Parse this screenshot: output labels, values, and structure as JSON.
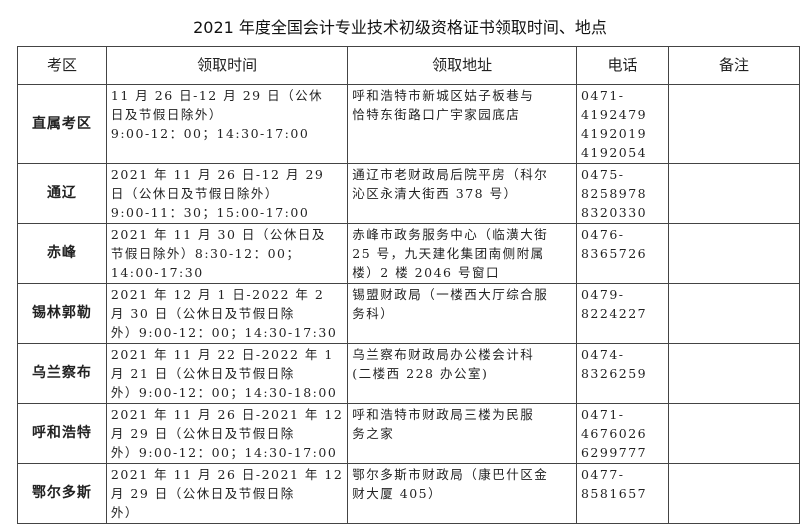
{
  "title": "2021 年度全国会计专业技术初级资格证书领取时间、地点",
  "headers": [
    "考区",
    "领取时间",
    "领取地址",
    "电话",
    "备注"
  ],
  "rows": [
    {
      "region": "直属考区",
      "time": [
        "11 月 26 日-12 月 29 日（公休",
        "日及节假日除外）",
        "9:00-12：00；14:30-17:00"
      ],
      "address": [
        "呼和浩特市新城区姑子板巷与",
        "恰特东街路口广宇家园底店"
      ],
      "phone": [
        "0471-",
        "4192479",
        "4192019",
        "4192054"
      ],
      "note": ""
    },
    {
      "region": "通辽",
      "time": [
        "2021 年 11 月 26 日-12 月 29",
        "日（公休日及节假日除外）",
        "9:00-11：30；15:00-17:00"
      ],
      "address": [
        "通辽市老财政局后院平房（科尔",
        "沁区永清大街西 378 号）"
      ],
      "phone": [
        "0475-",
        "8258978",
        "8320330"
      ],
      "note": ""
    },
    {
      "region": "赤峰",
      "time": [
        "2021 年 11 月 30 日（公休日及",
        "节假日除外）8:30-12：00；",
        "14:00-17:30"
      ],
      "address": [
        "赤峰市政务服务中心（临潢大街",
        "25 号，九天建化集团南侧附属",
        "楼）2 楼 2046 号窗口"
      ],
      "phone": [
        "0476-",
        "8365726"
      ],
      "note": ""
    },
    {
      "region": "锡林郭勒",
      "time": [
        "2021 年 12 月 1 日-2022 年 2",
        "月 30 日（公休日及节假日除",
        "外）9:00-12：00；14:30-17:30"
      ],
      "address": [
        "锡盟财政局（一楼西大厅综合服",
        "务科）"
      ],
      "phone": [
        "0479-",
        "8224227"
      ],
      "note": ""
    },
    {
      "region": "乌兰察布",
      "time": [
        "2021 年 11 月 22 日-2022 年 1",
        "月 21 日（公休日及节假日除",
        "外）9:00-12：00；14:30-18:00"
      ],
      "address": [
        "乌兰察布财政局办公楼会计科",
        "(二楼西 228 办公室)"
      ],
      "phone": [
        "0474-",
        "8326259"
      ],
      "note": ""
    },
    {
      "region": "呼和浩特",
      "time": [
        "2021 年 11 月 26 日-2021 年 12",
        "月 29 日（公休日及节假日除",
        "外）9:00-12：00；14:30-17:00"
      ],
      "address": [
        "呼和浩特市财政局三楼为民服",
        "务之家"
      ],
      "phone": [
        "0471-",
        "4676026",
        "6299777"
      ],
      "note": ""
    },
    {
      "region": "鄂尔多斯",
      "time": [
        "2021 年 11 月 26 日-2021 年 12",
        "月 29 日（公休日及节假日除",
        "外）"
      ],
      "address": [
        "鄂尔多斯市财政局（康巴什区金",
        "财大厦 405）"
      ],
      "phone": [
        "0477-",
        "8581657"
      ],
      "note": ""
    }
  ]
}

┄┄┄┄┄┄┄┄┄┄┄┄┄┄┄┄┄┄┄┄

** Given instruction **
Select the lines in this material that hold the word "region", leaving none out.

** Response to the task **
      "region": "直属考区",
      "region": "通辽",
      "region": "赤峰",
      "region": "锡林郭勒",
      "region": "乌兰察布",
      "region": "呼和浩特",
      "region": "鄂尔多斯",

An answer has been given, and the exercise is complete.